-- Start --
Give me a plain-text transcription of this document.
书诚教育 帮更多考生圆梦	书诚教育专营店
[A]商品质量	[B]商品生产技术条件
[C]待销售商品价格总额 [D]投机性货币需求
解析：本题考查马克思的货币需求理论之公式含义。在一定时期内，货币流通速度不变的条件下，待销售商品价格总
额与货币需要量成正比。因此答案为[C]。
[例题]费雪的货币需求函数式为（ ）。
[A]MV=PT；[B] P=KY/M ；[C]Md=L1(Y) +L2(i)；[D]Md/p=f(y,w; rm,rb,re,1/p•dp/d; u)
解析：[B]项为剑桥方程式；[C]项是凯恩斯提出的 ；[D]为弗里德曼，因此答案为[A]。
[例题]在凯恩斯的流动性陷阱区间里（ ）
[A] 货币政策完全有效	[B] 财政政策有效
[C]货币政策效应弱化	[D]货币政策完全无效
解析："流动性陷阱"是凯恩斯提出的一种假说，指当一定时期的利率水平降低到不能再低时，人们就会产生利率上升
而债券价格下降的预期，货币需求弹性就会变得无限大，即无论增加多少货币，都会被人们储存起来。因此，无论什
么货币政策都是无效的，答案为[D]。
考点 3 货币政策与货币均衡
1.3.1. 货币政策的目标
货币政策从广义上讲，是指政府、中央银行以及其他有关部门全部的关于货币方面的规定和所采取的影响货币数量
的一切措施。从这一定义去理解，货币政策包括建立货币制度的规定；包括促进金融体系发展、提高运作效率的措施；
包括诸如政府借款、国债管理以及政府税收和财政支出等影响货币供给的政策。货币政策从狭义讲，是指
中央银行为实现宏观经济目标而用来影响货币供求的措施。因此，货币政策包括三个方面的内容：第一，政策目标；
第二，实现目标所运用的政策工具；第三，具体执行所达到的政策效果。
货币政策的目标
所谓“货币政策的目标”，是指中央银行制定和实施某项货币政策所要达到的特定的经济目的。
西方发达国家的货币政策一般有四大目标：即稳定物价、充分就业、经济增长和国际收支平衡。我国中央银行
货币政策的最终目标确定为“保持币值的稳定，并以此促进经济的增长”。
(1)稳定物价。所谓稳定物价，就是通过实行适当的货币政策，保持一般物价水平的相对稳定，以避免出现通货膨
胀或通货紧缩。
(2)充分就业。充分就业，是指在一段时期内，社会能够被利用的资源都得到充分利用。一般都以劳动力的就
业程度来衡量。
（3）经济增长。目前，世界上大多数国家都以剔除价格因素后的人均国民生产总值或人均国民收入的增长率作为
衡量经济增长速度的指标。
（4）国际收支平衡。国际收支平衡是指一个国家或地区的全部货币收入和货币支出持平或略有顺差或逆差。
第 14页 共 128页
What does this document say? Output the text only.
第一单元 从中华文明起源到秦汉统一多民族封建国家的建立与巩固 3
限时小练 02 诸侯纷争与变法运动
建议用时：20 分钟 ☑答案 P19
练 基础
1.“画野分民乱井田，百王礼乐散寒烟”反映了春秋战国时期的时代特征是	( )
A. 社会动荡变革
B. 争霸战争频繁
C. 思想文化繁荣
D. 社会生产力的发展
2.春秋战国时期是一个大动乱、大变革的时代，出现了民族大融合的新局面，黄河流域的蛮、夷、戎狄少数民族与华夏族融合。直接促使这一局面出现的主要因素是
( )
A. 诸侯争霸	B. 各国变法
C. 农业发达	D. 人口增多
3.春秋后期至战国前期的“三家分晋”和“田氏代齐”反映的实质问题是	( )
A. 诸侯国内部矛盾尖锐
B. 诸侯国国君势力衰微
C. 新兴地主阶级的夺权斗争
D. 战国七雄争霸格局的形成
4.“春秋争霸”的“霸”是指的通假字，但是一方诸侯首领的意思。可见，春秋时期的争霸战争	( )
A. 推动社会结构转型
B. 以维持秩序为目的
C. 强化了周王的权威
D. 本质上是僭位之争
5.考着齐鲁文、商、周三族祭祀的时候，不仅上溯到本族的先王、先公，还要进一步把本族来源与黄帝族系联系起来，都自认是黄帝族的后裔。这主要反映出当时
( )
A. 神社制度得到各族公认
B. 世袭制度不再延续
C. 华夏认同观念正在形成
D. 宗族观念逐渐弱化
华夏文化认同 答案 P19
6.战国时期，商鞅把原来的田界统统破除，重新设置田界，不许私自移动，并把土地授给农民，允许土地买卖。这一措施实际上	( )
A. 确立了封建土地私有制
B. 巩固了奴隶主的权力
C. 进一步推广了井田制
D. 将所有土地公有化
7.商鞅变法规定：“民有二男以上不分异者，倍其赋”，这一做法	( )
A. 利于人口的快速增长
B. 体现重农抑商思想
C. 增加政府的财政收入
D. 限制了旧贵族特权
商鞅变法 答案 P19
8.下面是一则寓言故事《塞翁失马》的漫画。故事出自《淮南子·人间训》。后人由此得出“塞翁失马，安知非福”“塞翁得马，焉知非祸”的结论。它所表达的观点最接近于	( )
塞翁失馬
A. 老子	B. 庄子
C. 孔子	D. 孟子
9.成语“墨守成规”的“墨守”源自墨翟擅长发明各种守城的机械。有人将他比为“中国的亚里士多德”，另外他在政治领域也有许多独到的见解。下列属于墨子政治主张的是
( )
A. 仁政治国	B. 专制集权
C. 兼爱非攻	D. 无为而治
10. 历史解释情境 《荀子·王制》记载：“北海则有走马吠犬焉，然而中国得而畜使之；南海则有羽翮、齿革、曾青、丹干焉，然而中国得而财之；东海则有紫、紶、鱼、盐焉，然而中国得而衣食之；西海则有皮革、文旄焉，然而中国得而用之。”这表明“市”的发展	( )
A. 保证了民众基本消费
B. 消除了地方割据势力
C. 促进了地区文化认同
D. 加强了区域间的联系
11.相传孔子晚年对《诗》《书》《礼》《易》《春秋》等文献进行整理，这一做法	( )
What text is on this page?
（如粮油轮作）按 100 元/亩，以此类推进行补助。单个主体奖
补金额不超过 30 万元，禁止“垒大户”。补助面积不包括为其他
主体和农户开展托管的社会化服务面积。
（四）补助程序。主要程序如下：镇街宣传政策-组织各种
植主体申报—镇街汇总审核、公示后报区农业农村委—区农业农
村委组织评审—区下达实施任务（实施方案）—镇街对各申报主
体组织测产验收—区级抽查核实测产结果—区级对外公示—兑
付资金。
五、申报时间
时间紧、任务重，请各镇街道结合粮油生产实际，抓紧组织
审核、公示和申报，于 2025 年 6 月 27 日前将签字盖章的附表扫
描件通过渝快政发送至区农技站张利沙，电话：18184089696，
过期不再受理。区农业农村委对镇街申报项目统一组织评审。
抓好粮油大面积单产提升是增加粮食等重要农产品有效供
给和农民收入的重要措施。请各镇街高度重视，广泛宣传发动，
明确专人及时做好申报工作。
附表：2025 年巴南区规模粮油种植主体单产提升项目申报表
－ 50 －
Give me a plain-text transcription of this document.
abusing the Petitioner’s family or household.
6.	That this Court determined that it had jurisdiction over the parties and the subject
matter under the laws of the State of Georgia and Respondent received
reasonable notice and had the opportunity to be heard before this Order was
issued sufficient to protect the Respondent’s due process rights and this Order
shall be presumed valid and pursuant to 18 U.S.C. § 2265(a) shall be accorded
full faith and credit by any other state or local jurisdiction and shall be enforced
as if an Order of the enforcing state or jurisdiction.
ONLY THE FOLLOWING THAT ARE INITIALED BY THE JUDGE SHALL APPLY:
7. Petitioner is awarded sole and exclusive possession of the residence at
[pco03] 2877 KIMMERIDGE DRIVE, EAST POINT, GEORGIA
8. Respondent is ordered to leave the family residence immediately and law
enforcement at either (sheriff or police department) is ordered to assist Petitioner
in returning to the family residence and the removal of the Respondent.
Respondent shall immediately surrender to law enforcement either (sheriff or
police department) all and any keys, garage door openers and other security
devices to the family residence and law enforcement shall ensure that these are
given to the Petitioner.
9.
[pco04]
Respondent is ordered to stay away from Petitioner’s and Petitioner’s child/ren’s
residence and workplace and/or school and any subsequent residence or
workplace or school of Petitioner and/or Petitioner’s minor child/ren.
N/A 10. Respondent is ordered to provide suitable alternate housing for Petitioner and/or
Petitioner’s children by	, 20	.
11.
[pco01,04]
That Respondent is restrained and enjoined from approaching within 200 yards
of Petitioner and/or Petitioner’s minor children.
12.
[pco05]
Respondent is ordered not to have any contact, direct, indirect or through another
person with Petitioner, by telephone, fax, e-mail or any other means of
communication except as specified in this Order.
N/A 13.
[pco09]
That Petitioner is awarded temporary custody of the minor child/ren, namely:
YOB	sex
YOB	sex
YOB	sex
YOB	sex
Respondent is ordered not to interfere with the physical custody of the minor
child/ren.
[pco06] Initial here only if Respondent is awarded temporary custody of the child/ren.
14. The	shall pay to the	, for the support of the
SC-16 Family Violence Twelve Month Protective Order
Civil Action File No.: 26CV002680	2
-- End --
Count the lines that include the word "police" and state the result as a bare number.

2